Exercise brief: Each line from the one that contains "Extract the structured" to the end of the material must be quoted exactly; include both end lines and nothing else.

Source records:
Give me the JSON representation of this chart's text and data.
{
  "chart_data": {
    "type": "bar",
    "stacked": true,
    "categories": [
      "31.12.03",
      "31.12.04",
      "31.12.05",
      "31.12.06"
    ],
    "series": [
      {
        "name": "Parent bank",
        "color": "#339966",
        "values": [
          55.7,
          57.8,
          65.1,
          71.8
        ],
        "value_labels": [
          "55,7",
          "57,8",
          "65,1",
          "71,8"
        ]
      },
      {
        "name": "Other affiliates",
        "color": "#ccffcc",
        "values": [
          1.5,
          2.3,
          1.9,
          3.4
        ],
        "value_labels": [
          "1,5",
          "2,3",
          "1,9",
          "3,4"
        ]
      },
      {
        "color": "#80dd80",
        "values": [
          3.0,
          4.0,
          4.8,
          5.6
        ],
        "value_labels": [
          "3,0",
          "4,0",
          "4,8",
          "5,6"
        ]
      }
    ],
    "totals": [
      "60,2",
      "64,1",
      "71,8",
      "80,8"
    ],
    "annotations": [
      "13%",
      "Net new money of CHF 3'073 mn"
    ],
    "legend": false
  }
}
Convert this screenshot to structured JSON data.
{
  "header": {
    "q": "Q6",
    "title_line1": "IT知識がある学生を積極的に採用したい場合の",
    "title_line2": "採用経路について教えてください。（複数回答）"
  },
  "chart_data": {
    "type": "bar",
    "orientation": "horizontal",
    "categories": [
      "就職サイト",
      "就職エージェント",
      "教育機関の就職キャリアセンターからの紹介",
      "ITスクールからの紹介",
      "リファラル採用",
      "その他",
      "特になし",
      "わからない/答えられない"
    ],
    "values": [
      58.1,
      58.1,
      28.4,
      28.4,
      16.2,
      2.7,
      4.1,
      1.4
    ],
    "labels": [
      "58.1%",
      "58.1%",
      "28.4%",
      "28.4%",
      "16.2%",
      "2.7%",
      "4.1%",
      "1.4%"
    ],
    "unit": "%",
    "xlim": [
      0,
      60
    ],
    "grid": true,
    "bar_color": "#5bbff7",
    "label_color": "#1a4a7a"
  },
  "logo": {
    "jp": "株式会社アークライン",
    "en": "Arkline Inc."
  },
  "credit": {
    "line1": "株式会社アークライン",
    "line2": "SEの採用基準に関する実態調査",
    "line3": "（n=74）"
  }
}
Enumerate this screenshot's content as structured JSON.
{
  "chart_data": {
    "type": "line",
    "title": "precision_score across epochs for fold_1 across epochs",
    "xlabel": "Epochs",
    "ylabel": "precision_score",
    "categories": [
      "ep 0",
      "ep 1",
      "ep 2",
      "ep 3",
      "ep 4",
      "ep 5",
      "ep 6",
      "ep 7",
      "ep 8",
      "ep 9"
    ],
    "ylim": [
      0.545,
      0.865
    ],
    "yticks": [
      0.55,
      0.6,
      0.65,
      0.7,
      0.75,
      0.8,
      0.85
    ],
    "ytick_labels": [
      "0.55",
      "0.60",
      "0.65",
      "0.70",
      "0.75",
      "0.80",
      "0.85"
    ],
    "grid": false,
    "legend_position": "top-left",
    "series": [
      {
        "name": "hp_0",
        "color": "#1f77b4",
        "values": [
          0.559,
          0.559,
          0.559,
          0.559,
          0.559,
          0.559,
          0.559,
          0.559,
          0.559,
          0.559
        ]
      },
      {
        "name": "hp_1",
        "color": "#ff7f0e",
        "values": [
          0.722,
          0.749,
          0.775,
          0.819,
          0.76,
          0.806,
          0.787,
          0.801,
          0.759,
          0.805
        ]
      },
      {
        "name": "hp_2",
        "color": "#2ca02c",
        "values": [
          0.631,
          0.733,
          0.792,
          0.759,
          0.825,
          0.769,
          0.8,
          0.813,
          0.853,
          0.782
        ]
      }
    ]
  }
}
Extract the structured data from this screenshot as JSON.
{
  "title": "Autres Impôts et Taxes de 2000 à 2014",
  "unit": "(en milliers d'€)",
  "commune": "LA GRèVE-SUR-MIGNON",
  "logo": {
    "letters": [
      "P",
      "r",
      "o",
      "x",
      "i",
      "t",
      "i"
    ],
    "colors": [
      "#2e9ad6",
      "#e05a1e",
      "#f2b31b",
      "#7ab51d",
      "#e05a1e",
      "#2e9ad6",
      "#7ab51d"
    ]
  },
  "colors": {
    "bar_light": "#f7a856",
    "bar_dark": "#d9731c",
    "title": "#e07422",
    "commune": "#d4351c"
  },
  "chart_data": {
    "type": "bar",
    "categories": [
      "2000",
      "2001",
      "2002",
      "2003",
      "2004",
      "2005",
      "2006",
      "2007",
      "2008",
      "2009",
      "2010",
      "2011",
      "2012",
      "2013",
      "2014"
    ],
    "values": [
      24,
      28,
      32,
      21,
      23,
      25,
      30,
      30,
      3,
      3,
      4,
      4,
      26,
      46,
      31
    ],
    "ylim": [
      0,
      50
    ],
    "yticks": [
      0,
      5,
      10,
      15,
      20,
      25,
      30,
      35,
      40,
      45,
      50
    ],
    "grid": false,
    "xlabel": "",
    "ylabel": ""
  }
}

Result:
Extract the structured data from this screenshot as JSON.
{
  "title": "Autres Impôts et Taxes de 2000 à 2014",
  "unit": "(en milliers d'€)",
  "commune": "LA GRèVE-SUR-MIGNON",
  "logo": {
    "letters": [
      "P",
      "r",
      "o",
      "x",
      "i",
      "t",
      "i"
    ],
    "colors": [
      "#2e9ad6",
      "#e05a1e",
      "#f2b31b",
      "#7ab51d",
      "#e05a1e",
      "#2e9ad6",
      "#7ab51d"
    ]
  },
  "colors": {
    "bar_light": "#f7a856",
    "bar_dark": "#d9731c",
    "title": "#e07422",
    "commune": "#d4351c"
  },
  "chart_data": {
    "type": "bar",
    "categories": [
      "2000",
      "2001",
      "2002",
      "2003",
      "2004",
      "2005",
      "2006",
      "2007",
      "2008",
      "2009",
      "2010",
      "2011",
      "2012",
      "2013",
      "2014"
    ],
    "values": [
      24,
      28,
      32,
      21,
      23,
      25,
      30,
      30,
      3,
      3,
      4,
      4,
      26,
      46,
      31
    ],
    "ylim": [
      0,
      50
    ],
    "yticks": [
      0,
      5,
      10,
      15,
      20,
      25,
      30,
      35,
      40,
      45,
      50
    ],
    "grid": false,
    "xlabel": "",
    "ylabel": ""
  }
}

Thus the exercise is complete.